======== Entries supplied

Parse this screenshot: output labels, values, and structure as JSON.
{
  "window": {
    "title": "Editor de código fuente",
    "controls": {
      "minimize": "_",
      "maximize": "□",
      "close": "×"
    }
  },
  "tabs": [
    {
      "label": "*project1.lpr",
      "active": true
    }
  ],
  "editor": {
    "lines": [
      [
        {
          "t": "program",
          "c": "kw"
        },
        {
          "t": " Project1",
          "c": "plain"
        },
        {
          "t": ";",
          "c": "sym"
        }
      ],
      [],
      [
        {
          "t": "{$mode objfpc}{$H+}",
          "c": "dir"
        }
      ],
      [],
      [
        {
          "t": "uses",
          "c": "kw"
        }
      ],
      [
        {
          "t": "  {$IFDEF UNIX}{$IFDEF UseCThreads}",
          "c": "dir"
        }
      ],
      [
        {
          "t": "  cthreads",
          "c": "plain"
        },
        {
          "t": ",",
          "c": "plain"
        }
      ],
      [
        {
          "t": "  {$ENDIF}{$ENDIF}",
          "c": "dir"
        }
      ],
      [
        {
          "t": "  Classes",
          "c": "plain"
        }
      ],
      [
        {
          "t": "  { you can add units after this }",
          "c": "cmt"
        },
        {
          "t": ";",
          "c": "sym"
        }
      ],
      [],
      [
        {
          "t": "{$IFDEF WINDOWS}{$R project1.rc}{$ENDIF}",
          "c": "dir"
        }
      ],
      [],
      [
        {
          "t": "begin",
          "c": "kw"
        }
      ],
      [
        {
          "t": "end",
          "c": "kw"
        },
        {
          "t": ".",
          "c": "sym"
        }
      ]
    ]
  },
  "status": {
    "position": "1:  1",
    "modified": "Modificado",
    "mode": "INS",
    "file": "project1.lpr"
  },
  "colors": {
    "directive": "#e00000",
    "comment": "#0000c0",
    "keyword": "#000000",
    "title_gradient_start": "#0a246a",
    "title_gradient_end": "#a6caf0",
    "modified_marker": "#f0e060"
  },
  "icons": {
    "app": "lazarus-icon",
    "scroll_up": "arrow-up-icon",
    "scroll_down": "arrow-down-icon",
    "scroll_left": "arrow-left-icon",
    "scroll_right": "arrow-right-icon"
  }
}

================

Exercise details →
Find the string "arrow" in the listing and return every line that holds it.

Result →
    "scroll_up": "arrow-up-icon",
    "scroll_down": "arrow-down-icon",
    "scroll_left": "arrow-left-icon",
    "scroll_right": "arrow-right-icon"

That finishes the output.